## AIM OF THE EXERCISE
Return every line of the data below that includes the string "image".

** begin DATA SECTION **

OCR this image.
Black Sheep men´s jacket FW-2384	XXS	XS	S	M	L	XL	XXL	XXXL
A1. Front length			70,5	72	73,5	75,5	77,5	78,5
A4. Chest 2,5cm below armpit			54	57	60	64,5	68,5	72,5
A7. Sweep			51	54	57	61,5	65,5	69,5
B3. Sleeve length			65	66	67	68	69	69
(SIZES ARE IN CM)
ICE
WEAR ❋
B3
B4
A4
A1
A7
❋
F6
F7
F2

** end DATA SECTION **
** begin DATA SECTION **

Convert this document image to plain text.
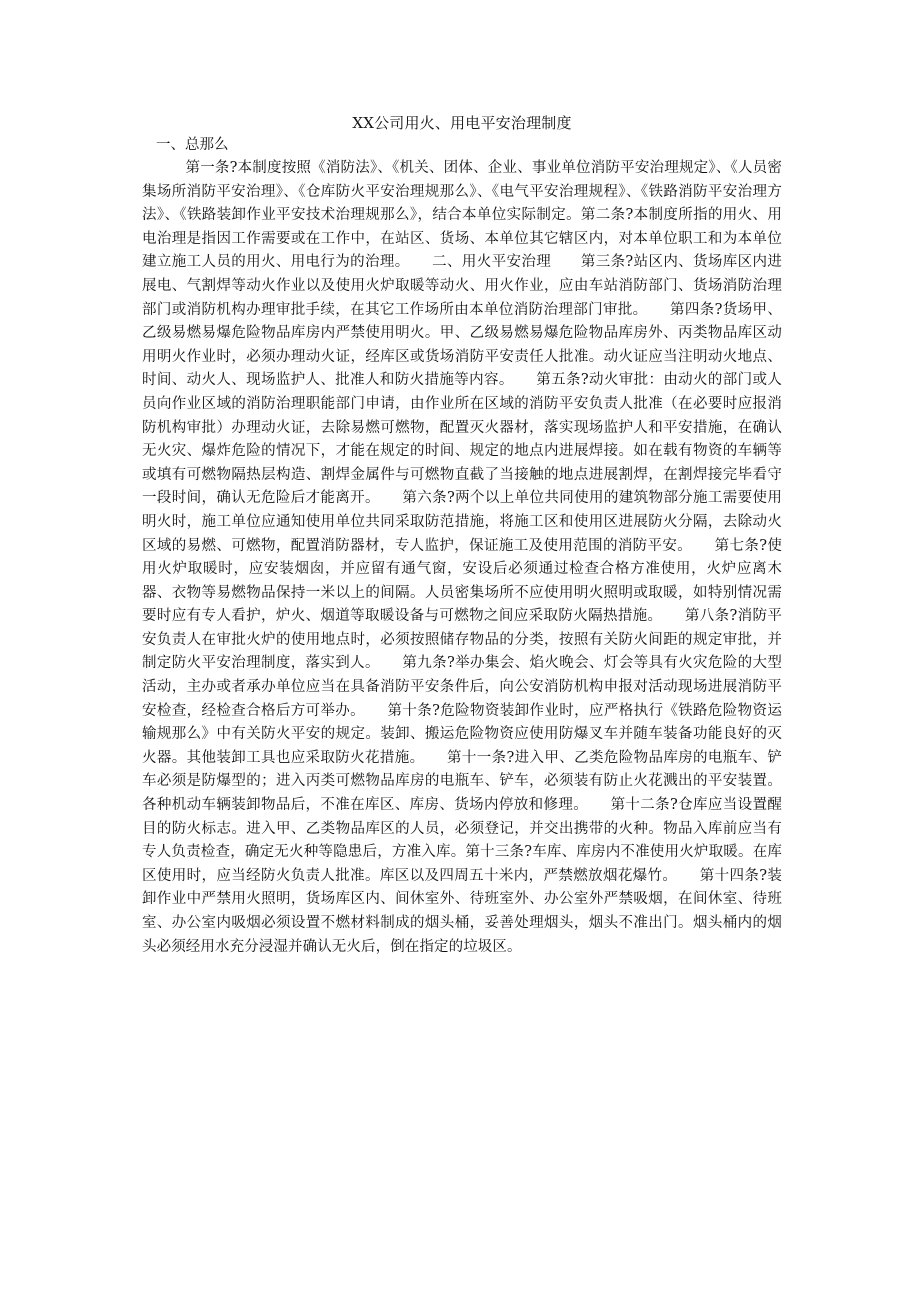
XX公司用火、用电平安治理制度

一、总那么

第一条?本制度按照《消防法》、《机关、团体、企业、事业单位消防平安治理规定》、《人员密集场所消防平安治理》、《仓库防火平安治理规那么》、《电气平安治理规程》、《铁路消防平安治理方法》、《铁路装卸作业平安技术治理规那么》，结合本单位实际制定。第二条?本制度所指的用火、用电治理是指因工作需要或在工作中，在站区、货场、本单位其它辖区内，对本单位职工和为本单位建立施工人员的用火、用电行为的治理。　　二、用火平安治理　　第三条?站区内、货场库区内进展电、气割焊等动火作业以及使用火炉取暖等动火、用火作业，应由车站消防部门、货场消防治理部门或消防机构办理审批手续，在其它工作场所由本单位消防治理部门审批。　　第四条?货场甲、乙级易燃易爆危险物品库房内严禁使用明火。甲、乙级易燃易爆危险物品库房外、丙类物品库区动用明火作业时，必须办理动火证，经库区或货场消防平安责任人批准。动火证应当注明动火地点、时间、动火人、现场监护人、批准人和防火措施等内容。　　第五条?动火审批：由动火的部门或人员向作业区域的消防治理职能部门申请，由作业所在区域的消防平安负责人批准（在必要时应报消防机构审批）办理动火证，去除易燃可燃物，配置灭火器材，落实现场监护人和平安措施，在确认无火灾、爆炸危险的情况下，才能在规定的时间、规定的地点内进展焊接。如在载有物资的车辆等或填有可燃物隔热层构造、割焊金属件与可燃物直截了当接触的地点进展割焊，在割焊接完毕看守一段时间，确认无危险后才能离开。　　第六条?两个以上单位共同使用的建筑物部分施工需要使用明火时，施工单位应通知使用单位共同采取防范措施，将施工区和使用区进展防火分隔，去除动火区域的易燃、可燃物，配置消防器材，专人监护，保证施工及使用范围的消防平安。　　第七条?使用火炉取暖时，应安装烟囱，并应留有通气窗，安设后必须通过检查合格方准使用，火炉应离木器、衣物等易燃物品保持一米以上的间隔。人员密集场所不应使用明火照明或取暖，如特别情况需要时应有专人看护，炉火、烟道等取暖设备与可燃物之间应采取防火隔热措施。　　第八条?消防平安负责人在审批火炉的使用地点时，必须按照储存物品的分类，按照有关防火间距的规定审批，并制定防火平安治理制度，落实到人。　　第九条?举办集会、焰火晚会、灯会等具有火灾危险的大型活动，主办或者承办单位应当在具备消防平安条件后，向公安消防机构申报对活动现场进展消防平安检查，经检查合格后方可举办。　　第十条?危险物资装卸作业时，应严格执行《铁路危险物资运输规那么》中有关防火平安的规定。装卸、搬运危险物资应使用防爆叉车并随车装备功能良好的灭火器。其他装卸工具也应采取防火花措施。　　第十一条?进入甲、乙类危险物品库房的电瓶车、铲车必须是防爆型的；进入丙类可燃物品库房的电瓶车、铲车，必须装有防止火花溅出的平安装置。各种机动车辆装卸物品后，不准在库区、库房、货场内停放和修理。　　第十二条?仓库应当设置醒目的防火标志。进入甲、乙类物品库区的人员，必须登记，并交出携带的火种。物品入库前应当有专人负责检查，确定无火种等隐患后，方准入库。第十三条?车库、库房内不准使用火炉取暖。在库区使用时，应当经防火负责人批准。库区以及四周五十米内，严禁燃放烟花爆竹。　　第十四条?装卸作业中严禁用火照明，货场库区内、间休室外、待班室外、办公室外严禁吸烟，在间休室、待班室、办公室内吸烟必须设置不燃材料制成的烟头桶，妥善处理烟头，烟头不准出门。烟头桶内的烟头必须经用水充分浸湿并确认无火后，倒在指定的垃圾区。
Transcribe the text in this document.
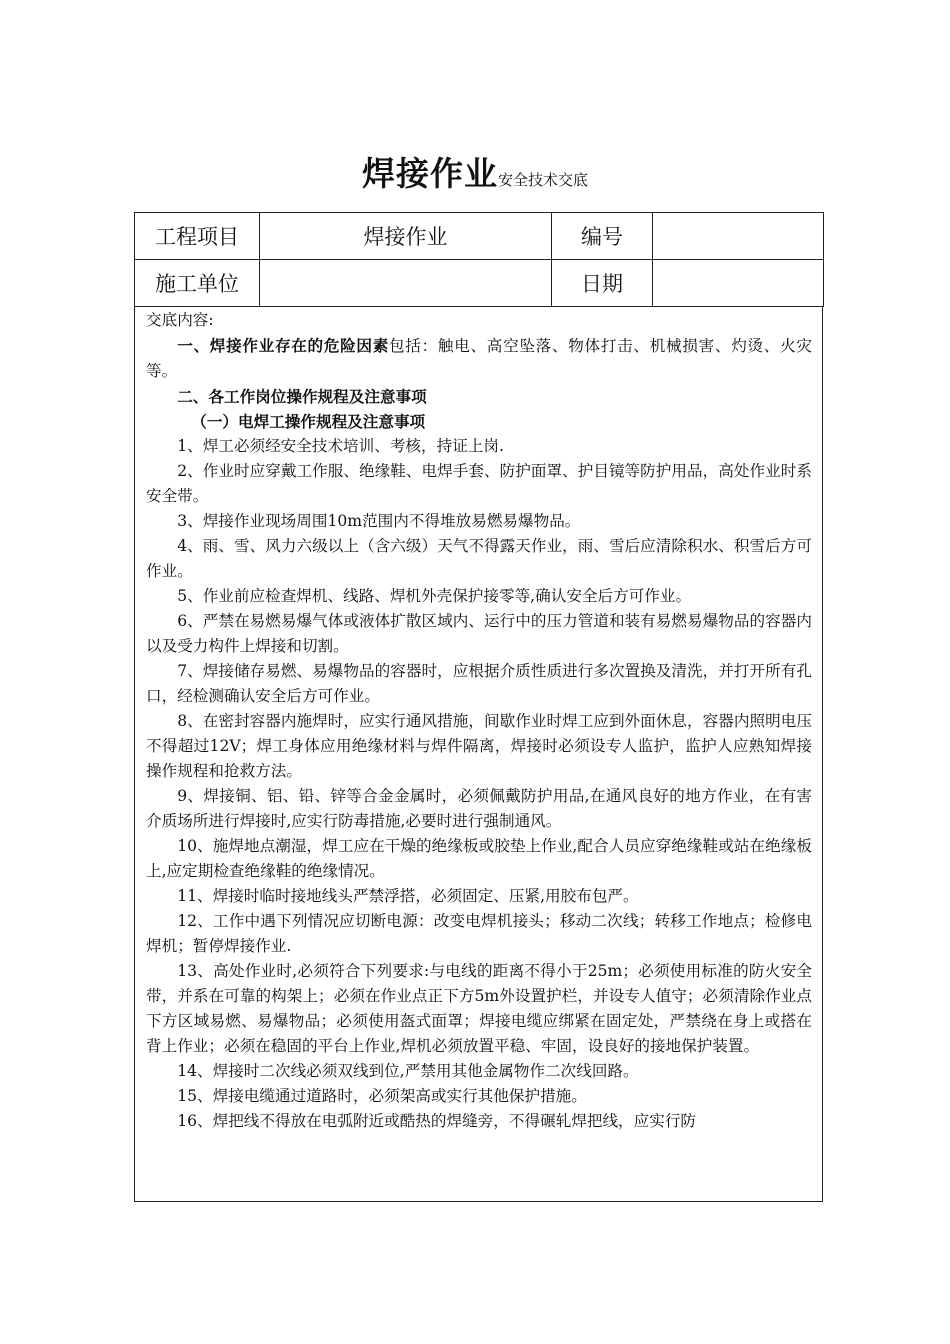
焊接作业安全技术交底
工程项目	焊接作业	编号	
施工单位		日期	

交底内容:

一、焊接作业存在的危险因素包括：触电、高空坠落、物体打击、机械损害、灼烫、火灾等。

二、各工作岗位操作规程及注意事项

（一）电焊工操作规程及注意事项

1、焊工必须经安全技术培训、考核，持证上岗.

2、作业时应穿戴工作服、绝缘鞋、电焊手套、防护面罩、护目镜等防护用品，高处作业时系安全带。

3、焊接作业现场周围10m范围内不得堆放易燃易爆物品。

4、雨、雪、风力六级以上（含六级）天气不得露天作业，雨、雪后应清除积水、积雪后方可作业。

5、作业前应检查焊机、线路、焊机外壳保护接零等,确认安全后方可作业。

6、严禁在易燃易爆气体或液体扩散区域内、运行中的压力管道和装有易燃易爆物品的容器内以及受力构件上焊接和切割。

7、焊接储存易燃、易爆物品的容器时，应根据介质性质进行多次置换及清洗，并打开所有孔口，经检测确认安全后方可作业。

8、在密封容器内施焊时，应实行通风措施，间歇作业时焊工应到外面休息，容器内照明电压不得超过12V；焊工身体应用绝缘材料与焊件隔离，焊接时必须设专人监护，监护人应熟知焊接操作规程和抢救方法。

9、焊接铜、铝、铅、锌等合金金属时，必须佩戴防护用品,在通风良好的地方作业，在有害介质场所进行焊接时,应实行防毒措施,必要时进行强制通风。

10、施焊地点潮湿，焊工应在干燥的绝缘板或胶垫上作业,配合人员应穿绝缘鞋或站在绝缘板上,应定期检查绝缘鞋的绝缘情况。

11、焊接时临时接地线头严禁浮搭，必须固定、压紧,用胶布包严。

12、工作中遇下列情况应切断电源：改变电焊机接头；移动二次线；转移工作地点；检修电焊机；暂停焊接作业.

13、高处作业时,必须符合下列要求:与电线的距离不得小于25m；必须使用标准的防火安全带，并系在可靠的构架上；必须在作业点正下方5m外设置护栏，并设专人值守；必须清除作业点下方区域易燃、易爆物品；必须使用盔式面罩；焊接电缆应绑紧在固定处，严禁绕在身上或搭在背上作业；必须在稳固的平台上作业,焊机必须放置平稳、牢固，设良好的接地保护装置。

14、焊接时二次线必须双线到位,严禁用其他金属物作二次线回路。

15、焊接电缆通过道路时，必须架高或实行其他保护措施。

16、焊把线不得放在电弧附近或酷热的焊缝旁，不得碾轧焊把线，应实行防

** end DATA SECTION **

## TASK SOLUTION
OCR this image.
Convert this document image to plain text.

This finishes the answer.